Problem to work on:
Write out the records below word for word, please.

begin Raw records

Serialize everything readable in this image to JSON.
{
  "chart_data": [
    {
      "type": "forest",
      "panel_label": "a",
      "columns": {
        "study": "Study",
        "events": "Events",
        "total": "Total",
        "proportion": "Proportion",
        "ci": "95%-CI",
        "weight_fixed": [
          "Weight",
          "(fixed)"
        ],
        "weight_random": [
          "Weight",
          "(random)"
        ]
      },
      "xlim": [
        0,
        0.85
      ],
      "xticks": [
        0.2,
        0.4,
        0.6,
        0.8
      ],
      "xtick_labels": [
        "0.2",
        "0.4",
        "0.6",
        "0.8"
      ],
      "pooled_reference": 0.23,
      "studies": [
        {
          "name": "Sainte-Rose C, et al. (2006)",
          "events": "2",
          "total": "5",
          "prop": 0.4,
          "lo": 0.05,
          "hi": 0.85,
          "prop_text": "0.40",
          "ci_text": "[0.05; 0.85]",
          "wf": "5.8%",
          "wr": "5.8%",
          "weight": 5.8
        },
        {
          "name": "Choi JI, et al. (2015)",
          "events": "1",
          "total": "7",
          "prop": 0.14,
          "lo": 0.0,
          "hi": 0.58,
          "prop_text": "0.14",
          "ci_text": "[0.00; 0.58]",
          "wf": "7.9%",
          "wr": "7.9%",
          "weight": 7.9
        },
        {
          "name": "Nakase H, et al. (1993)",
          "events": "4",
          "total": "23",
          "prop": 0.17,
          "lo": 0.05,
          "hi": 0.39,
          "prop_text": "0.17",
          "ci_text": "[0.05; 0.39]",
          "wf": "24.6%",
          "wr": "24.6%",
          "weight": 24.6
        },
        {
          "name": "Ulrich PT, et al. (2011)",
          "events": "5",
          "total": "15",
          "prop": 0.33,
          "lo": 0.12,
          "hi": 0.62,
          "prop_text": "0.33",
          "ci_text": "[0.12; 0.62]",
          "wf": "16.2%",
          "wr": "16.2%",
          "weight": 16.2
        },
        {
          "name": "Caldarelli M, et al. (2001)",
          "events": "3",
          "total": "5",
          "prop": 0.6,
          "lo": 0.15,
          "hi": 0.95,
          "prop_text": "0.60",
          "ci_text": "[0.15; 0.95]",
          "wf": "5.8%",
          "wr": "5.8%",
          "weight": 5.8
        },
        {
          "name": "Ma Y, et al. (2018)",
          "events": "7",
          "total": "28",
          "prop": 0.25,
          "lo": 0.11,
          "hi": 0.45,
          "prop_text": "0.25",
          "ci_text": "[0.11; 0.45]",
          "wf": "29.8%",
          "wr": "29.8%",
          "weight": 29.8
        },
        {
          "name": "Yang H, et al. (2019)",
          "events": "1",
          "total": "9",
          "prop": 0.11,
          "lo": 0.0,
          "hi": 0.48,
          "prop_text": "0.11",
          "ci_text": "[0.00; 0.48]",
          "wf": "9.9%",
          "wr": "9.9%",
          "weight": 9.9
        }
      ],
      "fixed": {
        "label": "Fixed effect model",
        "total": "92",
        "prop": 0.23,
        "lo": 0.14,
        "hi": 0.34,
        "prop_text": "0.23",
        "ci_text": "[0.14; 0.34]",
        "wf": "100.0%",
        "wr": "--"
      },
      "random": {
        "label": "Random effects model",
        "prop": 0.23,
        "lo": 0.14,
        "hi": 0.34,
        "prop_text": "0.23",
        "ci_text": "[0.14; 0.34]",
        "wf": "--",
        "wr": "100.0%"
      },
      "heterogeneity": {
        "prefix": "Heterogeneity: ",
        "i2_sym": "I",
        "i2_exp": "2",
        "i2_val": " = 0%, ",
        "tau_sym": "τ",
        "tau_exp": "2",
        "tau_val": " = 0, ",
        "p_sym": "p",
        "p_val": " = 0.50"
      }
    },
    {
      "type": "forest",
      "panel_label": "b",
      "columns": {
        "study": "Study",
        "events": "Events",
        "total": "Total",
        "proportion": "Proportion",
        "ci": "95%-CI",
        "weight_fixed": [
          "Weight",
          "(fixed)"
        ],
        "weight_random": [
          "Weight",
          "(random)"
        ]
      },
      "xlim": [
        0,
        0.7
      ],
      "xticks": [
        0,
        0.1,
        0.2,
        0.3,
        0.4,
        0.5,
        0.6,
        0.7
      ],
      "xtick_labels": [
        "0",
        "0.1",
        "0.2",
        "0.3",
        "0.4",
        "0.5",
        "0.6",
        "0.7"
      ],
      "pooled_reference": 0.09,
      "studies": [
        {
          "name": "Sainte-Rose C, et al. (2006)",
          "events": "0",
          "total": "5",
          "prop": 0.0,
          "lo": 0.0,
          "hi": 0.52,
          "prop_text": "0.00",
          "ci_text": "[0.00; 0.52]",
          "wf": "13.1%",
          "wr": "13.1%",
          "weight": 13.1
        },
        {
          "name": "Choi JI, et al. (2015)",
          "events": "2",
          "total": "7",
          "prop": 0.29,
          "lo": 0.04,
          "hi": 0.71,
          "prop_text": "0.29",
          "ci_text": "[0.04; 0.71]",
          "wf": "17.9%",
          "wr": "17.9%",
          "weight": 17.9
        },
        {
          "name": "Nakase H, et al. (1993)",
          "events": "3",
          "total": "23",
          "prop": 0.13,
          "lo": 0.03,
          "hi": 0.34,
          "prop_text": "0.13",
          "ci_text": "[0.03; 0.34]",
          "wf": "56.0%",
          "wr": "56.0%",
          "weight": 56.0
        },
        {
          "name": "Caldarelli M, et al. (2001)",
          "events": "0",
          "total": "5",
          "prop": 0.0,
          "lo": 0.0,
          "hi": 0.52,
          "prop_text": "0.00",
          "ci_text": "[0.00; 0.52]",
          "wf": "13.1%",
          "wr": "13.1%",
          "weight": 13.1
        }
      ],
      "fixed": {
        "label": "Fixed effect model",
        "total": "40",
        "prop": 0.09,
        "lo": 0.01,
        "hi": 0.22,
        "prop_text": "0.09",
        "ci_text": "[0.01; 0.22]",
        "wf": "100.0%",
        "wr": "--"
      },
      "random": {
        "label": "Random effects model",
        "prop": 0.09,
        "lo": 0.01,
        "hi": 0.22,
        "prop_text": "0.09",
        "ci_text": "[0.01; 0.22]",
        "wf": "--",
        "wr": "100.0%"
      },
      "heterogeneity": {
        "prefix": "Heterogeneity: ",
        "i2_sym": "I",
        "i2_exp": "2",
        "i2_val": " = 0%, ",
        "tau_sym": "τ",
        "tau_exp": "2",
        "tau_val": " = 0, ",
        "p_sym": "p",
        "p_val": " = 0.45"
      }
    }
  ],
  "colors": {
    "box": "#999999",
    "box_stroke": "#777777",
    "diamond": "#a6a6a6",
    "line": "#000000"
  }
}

end Raw records

Solution for this task:
Serialize everything readable in this image to JSON.
{
  "chart_data": [
    {
      "type": "forest",
      "panel_label": "a",
      "columns": {
        "study": "Study",
        "events": "Events",
        "total": "Total",
        "proportion": "Proportion",
        "ci": "95%-CI",
        "weight_fixed": [
          "Weight",
          "(fixed)"
        ],
        "weight_random": [
          "Weight",
          "(random)"
        ]
      },
      "xlim": [
        0,
        0.85
      ],
      "xticks": [
        0.2,
        0.4,
        0.6,
        0.8
      ],
      "xtick_labels": [
        "0.2",
        "0.4",
        "0.6",
        "0.8"
      ],
      "pooled_reference": 0.23,
      "studies": [
        {
          "name": "Sainte-Rose C, et al. (2006)",
          "events": "2",
          "total": "5",
          "prop": 0.4,
          "lo": 0.05,
          "hi": 0.85,
          "prop_text": "0.40",
          "ci_text": "[0.05; 0.85]",
          "wf": "5.8%",
          "wr": "5.8%",
          "weight": 5.8
        },
        {
          "name": "Choi JI, et al. (2015)",
          "events": "1",
          "total": "7",
          "prop": 0.14,
          "lo": 0.0,
          "hi": 0.58,
          "prop_text": "0.14",
          "ci_text": "[0.00; 0.58]",
          "wf": "7.9%",
          "wr": "7.9%",
          "weight": 7.9
        },
        {
          "name": "Nakase H, et al. (1993)",
          "events": "4",
          "total": "23",
          "prop": 0.17,
          "lo": 0.05,
          "hi": 0.39,
          "prop_text": "0.17",
          "ci_text": "[0.05; 0.39]",
          "wf": "24.6%",
          "wr": "24.6%",
          "weight": 24.6
        },
        {
          "name": "Ulrich PT, et al. (2011)",
          "events": "5",
          "total": "15",
          "prop": 0.33,
          "lo": 0.12,
          "hi": 0.62,
          "prop_text": "0.33",
          "ci_text": "[0.12; 0.62]",
          "wf": "16.2%",
          "wr": "16.2%",
          "weight": 16.2
        },
        {
          "name": "Caldarelli M, et al. (2001)",
          "events": "3",
          "total": "5",
          "prop": 0.6,
          "lo": 0.15,
          "hi": 0.95,
          "prop_text": "0.60",
          "ci_text": "[0.15; 0.95]",
          "wf": "5.8%",
          "wr": "5.8%",
          "weight": 5.8
        },
        {
          "name": "Ma Y, et al. (2018)",
          "events": "7",
          "total": "28",
          "prop": 0.25,
          "lo": 0.11,
          "hi": 0.45,
          "prop_text": "0.25",
          "ci_text": "[0.11; 0.45]",
          "wf": "29.8%",
          "wr": "29.8%",
          "weight": 29.8
        },
        {
          "name": "Yang H, et al. (2019)",
          "events": "1",
          "total": "9",
          "prop": 0.11,
          "lo": 0.0,
          "hi": 0.48,
          "prop_text": "0.11",
          "ci_text": "[0.00; 0.48]",
          "wf": "9.9%",
          "wr": "9.9%",
          "weight": 9.9
        }
      ],
      "fixed": {
        "label": "Fixed effect model",
        "total": "92",
        "prop": 0.23,
        "lo": 0.14,
        "hi": 0.34,
        "prop_text": "0.23",
        "ci_text": "[0.14; 0.34]",
        "wf": "100.0%",
        "wr": "--"
      },
      "random": {
        "label": "Random effects model",
        "prop": 0.23,
        "lo": 0.14,
        "hi": 0.34,
        "prop_text": "0.23",
        "ci_text": "[0.14; 0.34]",
        "wf": "--",
        "wr": "100.0%"
      },
      "heterogeneity": {
        "prefix": "Heterogeneity: ",
        "i2_sym": "I",
        "i2_exp": "2",
        "i2_val": " = 0%, ",
        "tau_sym": "τ",
        "tau_exp": "2",
        "tau_val": " = 0, ",
        "p_sym": "p",
        "p_val": " = 0.50"
      }
    },
    {
      "type": "forest",
      "panel_label": "b",
      "columns": {
        "study": "Study",
        "events": "Events",
        "total": "Total",
        "proportion": "Proportion",
        "ci": "95%-CI",
        "weight_fixed": [
          "Weight",
          "(fixed)"
        ],
        "weight_random": [
          "Weight",
          "(random)"
        ]
      },
      "xlim": [
        0,
        0.7
      ],
      "xticks": [
        0,
        0.1,
        0.2,
        0.3,
        0.4,
        0.5,
        0.6,
        0.7
      ],
      "xtick_labels": [
        "0",
        "0.1",
        "0.2",
        "0.3",
        "0.4",
        "0.5",
        "0.6",
        "0.7"
      ],
      "pooled_reference": 0.09,
      "studies": [
        {
          "name": "Sainte-Rose C, et al. (2006)",
          "events": "0",
          "total": "5",
          "prop": 0.0,
          "lo": 0.0,
          "hi": 0.52,
          "prop_text": "0.00",
          "ci_text": "[0.00; 0.52]",
          "wf": "13.1%",
          "wr": "13.1%",
          "weight": 13.1
        },
        {
          "name": "Choi JI, et al. (2015)",
          "events": "2",
          "total": "7",
          "prop": 0.29,
          "lo": 0.04,
          "hi": 0.71,
          "prop_text": "0.29",
          "ci_text": "[0.04; 0.71]",
          "wf": "17.9%",
          "wr": "17.9%",
          "weight": 17.9
        },
        {
          "name": "Nakase H, et al. (1993)",
          "events": "3",
          "total": "23",
          "prop": 0.13,
          "lo": 0.03,
          "hi": 0.34,
          "prop_text": "0.13",
          "ci_text": "[0.03; 0.34]",
          "wf": "56.0%",
          "wr": "56.0%",
          "weight": 56.0
        },
        {
          "name": "Caldarelli M, et al. (2001)",
          "events": "0",
          "total": "5",
          "prop": 0.0,
          "lo": 0.0,
          "hi": 0.52,
          "prop_text": "0.00",
          "ci_text": "[0.00; 0.52]",
          "wf": "13.1%",
          "wr": "13.1%",
          "weight": 13.1
        }
      ],
      "fixed": {
        "label": "Fixed effect model",
        "total": "40",
        "prop": 0.09,
        "lo": 0.01,
        "hi": 0.22,
        "prop_text": "0.09",
        "ci_text": "[0.01; 0.22]",
        "wf": "100.0%",
        "wr": "--"
      },
      "random": {
        "label": "Random effects model",
        "prop": 0.09,
        "lo": 0.01,
        "hi": 0.22,
        "prop_text": "0.09",
        "ci_text": "[0.01; 0.22]",
        "wf": "--",
        "wr": "100.0%"
      },
      "heterogeneity": {
        "prefix": "Heterogeneity: ",
        "i2_sym": "I",
        "i2_exp": "2",
        "i2_val": " = 0%, ",
        "tau_sym": "τ",
        "tau_exp": "2",
        "tau_val": " = 0, ",
        "p_sym": "p",
        "p_val": " = 0.45"
      }
    }
  ],
  "colors": {
    "box": "#999999",
    "box_stroke": "#777777",
    "diamond": "#a6a6a6",
    "line": "#000000"
  }
}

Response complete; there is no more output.